(SHORT PROBLEM):
Of all the lines in the data below, how many contain "Menerima"? Report that number alone.

(EXERCISE MATERIAL):
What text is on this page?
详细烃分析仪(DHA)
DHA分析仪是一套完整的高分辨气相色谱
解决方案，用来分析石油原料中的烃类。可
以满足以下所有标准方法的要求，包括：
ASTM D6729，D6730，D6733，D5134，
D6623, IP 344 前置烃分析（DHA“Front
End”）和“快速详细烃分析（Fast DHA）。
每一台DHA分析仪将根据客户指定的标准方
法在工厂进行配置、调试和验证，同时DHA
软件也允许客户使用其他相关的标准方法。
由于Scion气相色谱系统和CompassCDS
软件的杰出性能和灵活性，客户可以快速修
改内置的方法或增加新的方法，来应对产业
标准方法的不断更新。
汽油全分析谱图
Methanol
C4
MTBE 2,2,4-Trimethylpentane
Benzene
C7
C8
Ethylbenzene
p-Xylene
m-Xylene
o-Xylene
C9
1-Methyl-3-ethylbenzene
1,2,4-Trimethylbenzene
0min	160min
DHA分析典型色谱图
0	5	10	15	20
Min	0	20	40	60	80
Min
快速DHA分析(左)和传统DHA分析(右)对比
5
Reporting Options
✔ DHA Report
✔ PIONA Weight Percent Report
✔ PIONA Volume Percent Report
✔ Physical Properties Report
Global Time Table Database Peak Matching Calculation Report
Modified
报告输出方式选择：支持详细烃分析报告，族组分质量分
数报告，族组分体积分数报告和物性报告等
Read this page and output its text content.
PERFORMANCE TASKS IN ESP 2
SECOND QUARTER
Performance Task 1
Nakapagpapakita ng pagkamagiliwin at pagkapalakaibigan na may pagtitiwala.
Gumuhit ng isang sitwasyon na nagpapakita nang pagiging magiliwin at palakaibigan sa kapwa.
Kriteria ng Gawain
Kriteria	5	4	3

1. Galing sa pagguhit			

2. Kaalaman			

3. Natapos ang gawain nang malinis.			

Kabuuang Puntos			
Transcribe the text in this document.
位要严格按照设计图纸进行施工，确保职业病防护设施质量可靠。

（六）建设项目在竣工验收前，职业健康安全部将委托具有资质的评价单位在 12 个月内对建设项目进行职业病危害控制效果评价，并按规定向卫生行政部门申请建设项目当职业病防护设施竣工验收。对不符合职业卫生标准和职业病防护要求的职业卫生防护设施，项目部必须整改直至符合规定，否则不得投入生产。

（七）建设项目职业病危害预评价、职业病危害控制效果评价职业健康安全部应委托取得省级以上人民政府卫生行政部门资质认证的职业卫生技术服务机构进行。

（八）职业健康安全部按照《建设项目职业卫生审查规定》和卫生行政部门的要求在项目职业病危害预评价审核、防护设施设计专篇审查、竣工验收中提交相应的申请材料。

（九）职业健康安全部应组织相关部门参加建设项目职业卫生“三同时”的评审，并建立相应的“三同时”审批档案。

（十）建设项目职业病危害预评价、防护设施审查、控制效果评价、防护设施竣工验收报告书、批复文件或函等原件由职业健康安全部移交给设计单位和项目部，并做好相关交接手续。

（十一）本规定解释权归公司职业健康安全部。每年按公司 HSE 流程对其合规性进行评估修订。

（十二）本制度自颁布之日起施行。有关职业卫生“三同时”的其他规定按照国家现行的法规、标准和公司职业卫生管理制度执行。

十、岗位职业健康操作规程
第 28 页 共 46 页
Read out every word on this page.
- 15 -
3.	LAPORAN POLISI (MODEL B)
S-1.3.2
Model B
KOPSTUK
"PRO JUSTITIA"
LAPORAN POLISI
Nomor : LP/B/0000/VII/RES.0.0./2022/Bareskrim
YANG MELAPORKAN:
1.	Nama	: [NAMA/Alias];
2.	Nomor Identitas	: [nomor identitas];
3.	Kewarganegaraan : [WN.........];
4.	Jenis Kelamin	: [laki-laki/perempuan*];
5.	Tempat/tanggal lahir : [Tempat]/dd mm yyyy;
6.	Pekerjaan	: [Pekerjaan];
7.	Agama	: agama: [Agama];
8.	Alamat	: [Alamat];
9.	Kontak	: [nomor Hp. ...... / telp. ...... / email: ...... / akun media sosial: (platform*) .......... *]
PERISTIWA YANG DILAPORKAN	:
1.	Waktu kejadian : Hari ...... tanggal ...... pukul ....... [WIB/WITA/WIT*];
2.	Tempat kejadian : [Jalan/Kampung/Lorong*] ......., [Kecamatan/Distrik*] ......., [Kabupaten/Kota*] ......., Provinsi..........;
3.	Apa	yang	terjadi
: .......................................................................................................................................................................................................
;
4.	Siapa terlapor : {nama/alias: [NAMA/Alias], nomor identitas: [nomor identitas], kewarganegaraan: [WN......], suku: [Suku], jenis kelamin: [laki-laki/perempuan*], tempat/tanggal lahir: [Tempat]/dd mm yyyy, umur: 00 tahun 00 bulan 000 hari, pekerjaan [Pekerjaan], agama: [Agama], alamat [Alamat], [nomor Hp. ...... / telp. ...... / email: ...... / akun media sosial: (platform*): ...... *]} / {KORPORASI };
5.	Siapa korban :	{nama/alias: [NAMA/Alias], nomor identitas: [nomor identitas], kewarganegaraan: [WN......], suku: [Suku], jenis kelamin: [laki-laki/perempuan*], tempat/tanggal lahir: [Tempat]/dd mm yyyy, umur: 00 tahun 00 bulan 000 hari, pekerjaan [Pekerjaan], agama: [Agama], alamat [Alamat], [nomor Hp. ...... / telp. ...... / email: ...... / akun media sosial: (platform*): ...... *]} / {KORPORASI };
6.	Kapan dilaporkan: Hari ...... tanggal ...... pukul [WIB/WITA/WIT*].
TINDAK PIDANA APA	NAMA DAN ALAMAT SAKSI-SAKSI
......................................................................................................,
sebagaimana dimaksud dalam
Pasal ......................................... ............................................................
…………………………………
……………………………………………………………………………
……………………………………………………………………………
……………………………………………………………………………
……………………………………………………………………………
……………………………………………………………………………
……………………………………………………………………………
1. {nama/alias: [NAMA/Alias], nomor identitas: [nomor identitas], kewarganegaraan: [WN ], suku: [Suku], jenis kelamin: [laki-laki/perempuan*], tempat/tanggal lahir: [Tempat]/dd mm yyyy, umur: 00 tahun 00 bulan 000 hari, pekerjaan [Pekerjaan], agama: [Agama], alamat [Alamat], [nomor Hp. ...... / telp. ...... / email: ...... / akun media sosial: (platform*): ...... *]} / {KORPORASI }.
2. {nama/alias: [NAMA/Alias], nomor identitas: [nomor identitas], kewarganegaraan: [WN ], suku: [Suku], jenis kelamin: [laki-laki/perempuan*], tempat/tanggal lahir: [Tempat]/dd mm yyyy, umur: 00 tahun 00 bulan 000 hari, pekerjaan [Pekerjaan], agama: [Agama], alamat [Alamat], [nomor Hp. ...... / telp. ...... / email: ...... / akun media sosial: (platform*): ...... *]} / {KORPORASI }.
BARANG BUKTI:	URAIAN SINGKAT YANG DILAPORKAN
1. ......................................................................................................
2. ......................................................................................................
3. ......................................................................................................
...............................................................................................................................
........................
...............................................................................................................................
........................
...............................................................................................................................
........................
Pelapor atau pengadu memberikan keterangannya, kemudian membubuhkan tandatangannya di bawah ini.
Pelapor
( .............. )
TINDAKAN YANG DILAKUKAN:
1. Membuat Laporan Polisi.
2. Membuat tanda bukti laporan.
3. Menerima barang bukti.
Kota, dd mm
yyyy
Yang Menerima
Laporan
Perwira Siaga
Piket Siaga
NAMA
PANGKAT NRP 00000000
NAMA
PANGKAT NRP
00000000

(WRITTEN ANSWER):
2